[Short task] Your task is to print all of the material verbatim.

[Data to process]

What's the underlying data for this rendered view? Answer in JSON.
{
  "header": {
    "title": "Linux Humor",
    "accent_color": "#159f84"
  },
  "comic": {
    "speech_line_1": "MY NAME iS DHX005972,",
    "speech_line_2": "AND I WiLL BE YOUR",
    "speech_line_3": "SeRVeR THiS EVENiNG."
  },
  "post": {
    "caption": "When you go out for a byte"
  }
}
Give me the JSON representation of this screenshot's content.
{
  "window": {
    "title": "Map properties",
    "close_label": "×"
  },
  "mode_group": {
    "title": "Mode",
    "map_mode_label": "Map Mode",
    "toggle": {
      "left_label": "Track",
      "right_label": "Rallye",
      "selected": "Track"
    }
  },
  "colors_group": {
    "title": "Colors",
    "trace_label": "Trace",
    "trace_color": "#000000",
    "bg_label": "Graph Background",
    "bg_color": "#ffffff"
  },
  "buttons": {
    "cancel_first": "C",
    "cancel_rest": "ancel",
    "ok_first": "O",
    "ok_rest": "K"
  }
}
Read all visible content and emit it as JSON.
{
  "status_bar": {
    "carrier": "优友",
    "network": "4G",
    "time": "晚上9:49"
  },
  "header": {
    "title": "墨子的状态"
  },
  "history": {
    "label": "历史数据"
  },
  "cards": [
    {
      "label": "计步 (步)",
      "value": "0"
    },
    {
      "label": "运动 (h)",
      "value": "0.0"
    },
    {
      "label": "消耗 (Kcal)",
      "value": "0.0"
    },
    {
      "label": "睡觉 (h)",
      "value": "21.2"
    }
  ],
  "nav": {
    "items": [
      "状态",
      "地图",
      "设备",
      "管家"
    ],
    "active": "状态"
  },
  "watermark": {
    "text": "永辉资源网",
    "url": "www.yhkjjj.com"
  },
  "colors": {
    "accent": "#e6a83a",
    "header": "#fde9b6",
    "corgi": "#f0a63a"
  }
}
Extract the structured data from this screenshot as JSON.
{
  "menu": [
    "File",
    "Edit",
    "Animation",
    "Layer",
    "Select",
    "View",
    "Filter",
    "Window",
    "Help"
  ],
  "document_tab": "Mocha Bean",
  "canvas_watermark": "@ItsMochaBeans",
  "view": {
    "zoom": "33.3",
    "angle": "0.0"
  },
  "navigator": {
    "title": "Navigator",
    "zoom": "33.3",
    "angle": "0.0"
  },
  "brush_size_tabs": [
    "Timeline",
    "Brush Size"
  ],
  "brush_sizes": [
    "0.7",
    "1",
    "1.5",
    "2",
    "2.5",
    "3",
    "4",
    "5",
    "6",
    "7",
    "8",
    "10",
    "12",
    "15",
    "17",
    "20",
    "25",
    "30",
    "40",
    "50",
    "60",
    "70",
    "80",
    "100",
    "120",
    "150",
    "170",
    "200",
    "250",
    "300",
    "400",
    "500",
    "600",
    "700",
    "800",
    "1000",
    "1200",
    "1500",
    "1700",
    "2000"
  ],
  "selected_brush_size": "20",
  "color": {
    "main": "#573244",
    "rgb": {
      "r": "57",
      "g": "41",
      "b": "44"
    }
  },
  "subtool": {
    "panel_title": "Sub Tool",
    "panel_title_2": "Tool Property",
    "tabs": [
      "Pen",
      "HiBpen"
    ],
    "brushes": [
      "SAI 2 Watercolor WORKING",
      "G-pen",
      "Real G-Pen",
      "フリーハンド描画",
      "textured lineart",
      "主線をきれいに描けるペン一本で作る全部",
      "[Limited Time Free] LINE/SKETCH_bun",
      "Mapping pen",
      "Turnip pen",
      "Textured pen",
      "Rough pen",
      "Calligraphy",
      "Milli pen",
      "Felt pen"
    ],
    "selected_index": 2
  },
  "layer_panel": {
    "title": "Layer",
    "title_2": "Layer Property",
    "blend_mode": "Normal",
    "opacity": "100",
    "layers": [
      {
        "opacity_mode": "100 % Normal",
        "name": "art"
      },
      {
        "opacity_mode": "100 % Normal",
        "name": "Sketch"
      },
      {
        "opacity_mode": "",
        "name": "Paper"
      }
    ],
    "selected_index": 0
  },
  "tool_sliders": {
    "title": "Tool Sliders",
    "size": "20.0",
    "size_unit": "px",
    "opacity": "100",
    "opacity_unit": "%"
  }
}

[Complete response]
What's the underlying data for this rendered view? Answer in JSON.
{
  "header": {
    "title": "Linux Humor",
    "accent_color": "#159f84"
  },
  "comic": {
    "speech_line_1": "MY NAME iS DHX005972,",
    "speech_line_2": "AND I WiLL BE YOUR",
    "speech_line_3": "SeRVeR THiS EVENiNG."
  },
  "post": {
    "caption": "When you go out for a byte"
  }
}
Give me the JSON representation of this screenshot's content.
{
  "window": {
    "title": "Map properties",
    "close_label": "×"
  },
  "mode_group": {
    "title": "Mode",
    "map_mode_label": "Map Mode",
    "toggle": {
      "left_label": "Track",
      "right_label": "Rallye",
      "selected": "Track"
    }
  },
  "colors_group": {
    "title": "Colors",
    "trace_label": "Trace",
    "trace_color": "#000000",
    "bg_label": "Graph Background",
    "bg_color": "#ffffff"
  },
  "buttons": {
    "cancel_first": "C",
    "cancel_rest": "ancel",
    "ok_first": "O",
    "ok_rest": "K"
  }
}
Read all visible content and emit it as JSON.
{
  "status_bar": {
    "carrier": "优友",
    "network": "4G",
    "time": "晚上9:49"
  },
  "header": {
    "title": "墨子的状态"
  },
  "history": {
    "label": "历史数据"
  },
  "cards": [
    {
      "label": "计步 (步)",
      "value": "0"
    },
    {
      "label": "运动 (h)",
      "value": "0.0"
    },
    {
      "label": "消耗 (Kcal)",
      "value": "0.0"
    },
    {
      "label": "睡觉 (h)",
      "value": "21.2"
    }
  ],
  "nav": {
    "items": [
      "状态",
      "地图",
      "设备",
      "管家"
    ],
    "active": "状态"
  },
  "watermark": {
    "text": "永辉资源网",
    "url": "www.yhkjjj.com"
  },
  "colors": {
    "accent": "#e6a83a",
    "header": "#fde9b6",
    "corgi": "#f0a63a"
  }
}
Extract the structured data from this screenshot as JSON.
{
  "menu": [
    "File",
    "Edit",
    "Animation",
    "Layer",
    "Select",
    "View",
    "Filter",
    "Window",
    "Help"
  ],
  "document_tab": "Mocha Bean",
  "canvas_watermark": "@ItsMochaBeans",
  "view": {
    "zoom": "33.3",
    "angle": "0.0"
  },
  "navigator": {
    "title": "Navigator",
    "zoom": "33.3",
    "angle": "0.0"
  },
  "brush_size_tabs": [
    "Timeline",
    "Brush Size"
  ],
  "brush_sizes": [
    "0.7",
    "1",
    "1.5",
    "2",
    "2.5",
    "3",
    "4",
    "5",
    "6",
    "7",
    "8",
    "10",
    "12",
    "15",
    "17",
    "20",
    "25",
    "30",
    "40",
    "50",
    "60",
    "70",
    "80",
    "100",
    "120",
    "150",
    "170",
    "200",
    "250",
    "300",
    "400",
    "500",
    "600",
    "700",
    "800",
    "1000",
    "1200",
    "1500",
    "1700",
    "2000"
  ],
  "selected_brush_size": "20",
  "color": {
    "main": "#573244",
    "rgb": {
      "r": "57",
      "g": "41",
      "b": "44"
    }
  },
  "subtool": {
    "panel_title": "Sub Tool",
    "panel_title_2": "Tool Property",
    "tabs": [
      "Pen",
      "HiBpen"
    ],
    "brushes": [
      "SAI 2 Watercolor WORKING",
      "G-pen",
      "Real G-Pen",
      "フリーハンド描画",
      "textured lineart",
      "主線をきれいに描けるペン一本で作る全部",
      "[Limited Time Free] LINE/SKETCH_bun",
      "Mapping pen",
      "Turnip pen",
      "Textured pen",
      "Rough pen",
      "Calligraphy",
      "Milli pen",
      "Felt pen"
    ],
    "selected_index": 2
  },
  "layer_panel": {
    "title": "Layer",
    "title_2": "Layer Property",
    "blend_mode": "Normal",
    "opacity": "100",
    "layers": [
      {
        "opacity_mode": "100 % Normal",
        "name": "art"
      },
      {
        "opacity_mode": "100 % Normal",
        "name": "Sketch"
      },
      {
        "opacity_mode": "",
        "name": "Paper"
      }
    ],
    "selected_index": 0
  },
  "tool_sliders": {
    "title": "Tool Sliders",
    "size": "20.0",
    "size_unit": "px",
    "opacity": "100",
    "opacity_unit": "%"
  }
}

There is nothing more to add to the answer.